Do this ::
In the records that follow, locate every line with "structured" and extract it.

(Stored data)
━━━━━━━━

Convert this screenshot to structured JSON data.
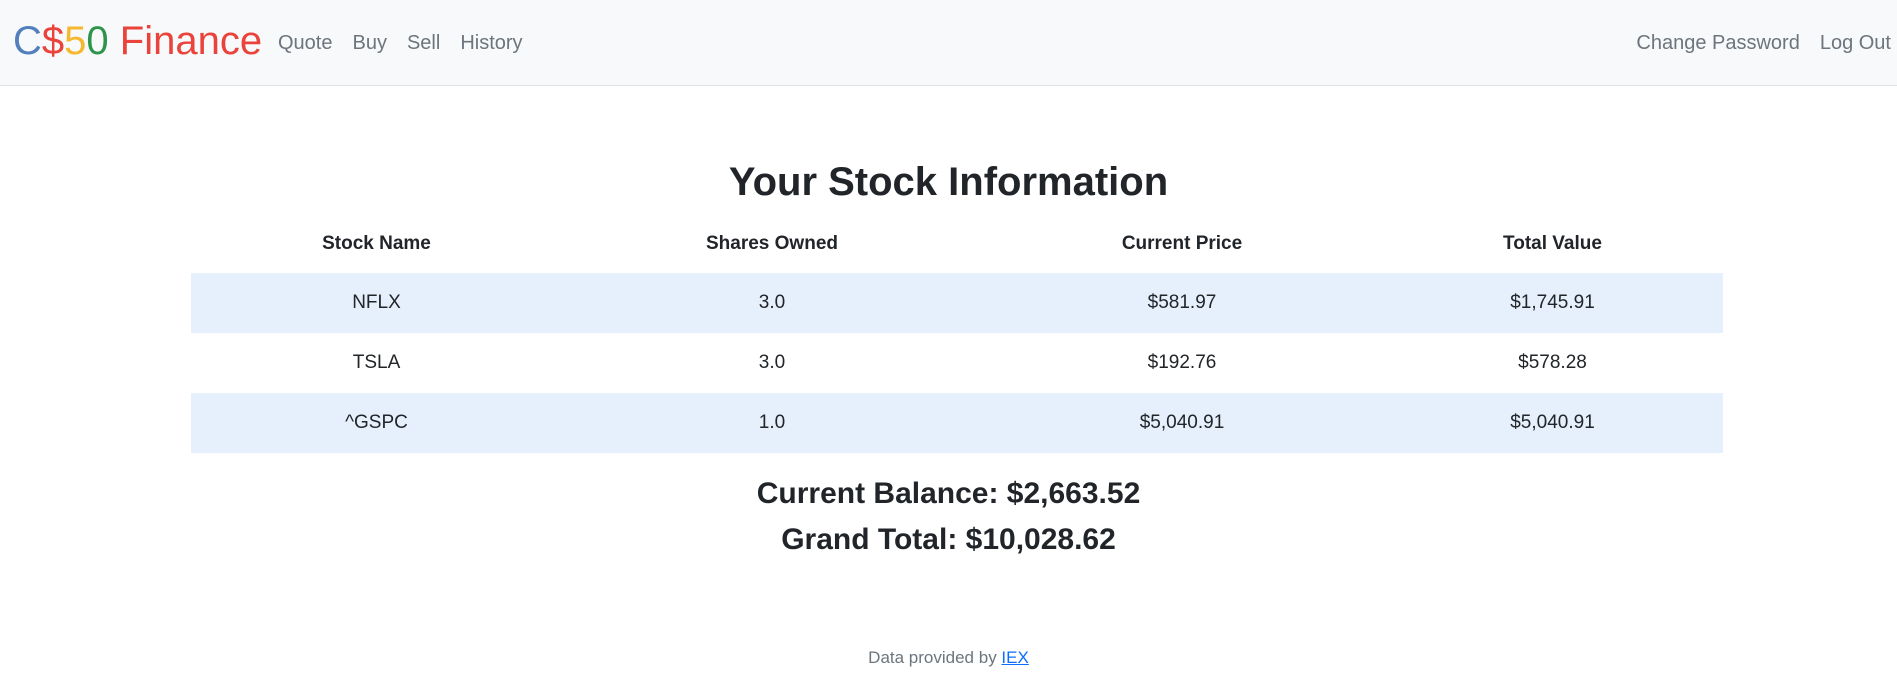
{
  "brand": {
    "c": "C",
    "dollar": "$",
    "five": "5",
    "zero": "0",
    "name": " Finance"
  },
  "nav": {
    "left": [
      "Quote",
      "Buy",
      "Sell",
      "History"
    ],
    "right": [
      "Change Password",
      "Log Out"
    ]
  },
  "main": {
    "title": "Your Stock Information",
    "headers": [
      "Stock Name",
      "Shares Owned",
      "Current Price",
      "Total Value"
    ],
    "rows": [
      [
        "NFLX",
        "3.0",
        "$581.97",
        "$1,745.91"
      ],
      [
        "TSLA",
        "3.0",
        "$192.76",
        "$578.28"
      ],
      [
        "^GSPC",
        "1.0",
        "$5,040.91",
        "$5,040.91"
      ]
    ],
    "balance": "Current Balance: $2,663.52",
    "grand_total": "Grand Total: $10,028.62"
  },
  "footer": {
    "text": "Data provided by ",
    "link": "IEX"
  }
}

━━━━━━━━

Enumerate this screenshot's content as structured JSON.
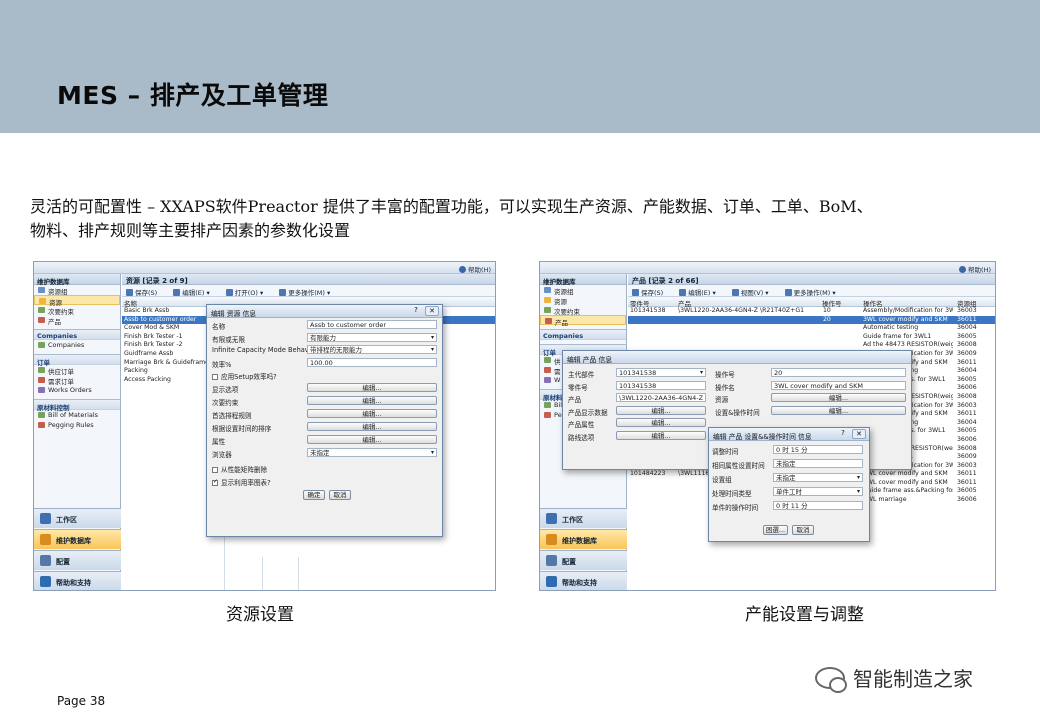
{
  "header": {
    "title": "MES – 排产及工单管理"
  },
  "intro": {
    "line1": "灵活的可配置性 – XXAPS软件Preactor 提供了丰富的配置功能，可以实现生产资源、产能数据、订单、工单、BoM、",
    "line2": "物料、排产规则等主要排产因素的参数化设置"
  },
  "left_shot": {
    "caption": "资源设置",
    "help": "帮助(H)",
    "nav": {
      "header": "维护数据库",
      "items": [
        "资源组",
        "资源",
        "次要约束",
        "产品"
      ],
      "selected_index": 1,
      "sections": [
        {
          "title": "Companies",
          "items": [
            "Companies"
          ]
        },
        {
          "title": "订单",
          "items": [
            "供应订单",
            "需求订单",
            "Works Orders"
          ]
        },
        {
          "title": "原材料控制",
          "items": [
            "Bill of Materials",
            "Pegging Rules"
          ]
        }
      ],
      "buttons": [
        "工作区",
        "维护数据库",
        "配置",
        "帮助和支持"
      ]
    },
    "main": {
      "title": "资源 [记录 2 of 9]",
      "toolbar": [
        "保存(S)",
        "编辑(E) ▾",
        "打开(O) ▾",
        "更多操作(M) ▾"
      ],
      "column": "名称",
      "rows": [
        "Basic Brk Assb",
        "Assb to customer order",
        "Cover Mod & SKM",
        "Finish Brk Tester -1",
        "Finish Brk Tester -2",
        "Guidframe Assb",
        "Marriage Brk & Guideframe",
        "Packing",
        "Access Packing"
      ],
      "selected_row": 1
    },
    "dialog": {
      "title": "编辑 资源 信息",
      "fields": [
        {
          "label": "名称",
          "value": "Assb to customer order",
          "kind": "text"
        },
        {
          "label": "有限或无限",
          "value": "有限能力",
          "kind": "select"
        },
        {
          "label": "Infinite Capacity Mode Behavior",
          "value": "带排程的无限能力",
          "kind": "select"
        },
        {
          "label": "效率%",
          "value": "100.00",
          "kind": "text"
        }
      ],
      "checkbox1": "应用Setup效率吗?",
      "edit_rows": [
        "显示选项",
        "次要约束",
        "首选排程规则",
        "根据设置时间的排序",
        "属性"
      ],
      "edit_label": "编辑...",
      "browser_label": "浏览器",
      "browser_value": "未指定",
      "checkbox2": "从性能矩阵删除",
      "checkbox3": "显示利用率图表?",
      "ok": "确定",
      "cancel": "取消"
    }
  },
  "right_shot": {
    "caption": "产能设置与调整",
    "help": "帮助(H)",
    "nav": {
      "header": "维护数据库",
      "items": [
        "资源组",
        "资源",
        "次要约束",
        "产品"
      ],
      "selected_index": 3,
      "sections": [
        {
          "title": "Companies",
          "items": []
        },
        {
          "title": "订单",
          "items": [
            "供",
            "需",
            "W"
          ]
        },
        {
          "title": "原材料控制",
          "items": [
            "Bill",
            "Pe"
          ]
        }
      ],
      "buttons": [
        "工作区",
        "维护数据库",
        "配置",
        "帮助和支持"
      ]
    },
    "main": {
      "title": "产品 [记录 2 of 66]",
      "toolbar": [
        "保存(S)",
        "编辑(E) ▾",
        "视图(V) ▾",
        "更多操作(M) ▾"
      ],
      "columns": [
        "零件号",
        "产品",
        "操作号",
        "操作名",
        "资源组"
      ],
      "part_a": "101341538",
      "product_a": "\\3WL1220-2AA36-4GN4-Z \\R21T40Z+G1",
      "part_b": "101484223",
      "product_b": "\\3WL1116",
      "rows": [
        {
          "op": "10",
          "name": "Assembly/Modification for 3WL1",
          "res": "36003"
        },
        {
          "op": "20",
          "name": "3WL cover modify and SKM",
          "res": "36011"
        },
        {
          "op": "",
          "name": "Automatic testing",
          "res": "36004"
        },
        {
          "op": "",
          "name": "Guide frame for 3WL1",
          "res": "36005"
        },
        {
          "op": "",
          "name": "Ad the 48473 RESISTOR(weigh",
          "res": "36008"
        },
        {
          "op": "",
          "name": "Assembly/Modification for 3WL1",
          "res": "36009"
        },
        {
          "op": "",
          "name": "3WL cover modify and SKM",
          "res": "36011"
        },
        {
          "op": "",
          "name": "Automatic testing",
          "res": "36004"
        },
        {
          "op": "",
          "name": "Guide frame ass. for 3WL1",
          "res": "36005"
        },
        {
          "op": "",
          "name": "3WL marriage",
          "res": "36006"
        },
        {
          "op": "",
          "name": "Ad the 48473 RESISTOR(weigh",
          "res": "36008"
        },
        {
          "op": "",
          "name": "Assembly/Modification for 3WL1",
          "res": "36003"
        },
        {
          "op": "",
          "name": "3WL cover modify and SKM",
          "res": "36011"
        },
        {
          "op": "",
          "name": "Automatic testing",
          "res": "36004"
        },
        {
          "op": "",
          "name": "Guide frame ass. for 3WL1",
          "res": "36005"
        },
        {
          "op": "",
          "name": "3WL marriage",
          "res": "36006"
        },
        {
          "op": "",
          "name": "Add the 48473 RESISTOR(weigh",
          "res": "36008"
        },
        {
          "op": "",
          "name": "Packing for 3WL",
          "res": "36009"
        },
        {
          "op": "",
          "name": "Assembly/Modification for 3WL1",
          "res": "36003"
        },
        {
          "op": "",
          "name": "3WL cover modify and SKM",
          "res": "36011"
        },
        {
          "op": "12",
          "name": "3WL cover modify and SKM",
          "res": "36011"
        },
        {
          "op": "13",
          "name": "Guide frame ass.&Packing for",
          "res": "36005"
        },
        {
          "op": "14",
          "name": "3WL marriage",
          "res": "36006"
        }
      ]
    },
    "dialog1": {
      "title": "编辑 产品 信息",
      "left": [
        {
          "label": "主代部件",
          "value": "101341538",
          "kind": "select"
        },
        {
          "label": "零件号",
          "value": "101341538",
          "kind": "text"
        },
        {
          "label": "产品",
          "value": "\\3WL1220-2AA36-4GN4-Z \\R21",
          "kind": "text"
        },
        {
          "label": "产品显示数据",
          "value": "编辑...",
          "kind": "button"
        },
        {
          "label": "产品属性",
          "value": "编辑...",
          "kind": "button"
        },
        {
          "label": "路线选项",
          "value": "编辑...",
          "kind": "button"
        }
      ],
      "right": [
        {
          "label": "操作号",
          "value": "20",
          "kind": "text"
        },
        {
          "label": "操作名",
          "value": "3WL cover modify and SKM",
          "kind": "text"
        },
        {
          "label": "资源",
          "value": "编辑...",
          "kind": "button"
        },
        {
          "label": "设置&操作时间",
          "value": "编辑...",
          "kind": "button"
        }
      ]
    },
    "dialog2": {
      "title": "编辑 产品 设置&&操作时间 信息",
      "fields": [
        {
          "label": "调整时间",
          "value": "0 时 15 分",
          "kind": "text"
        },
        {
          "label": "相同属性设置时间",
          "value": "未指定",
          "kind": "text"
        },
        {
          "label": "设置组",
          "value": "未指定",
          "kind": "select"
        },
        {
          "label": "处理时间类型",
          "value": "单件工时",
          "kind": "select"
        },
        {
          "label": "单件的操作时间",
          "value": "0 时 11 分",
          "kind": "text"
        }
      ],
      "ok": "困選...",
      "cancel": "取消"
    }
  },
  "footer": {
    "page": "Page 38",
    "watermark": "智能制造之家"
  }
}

━━━━━━━━

Solution for this problem ::
Convert this screenshot to structured JSON data.
Enumerate this screenshot's content as structured JSON.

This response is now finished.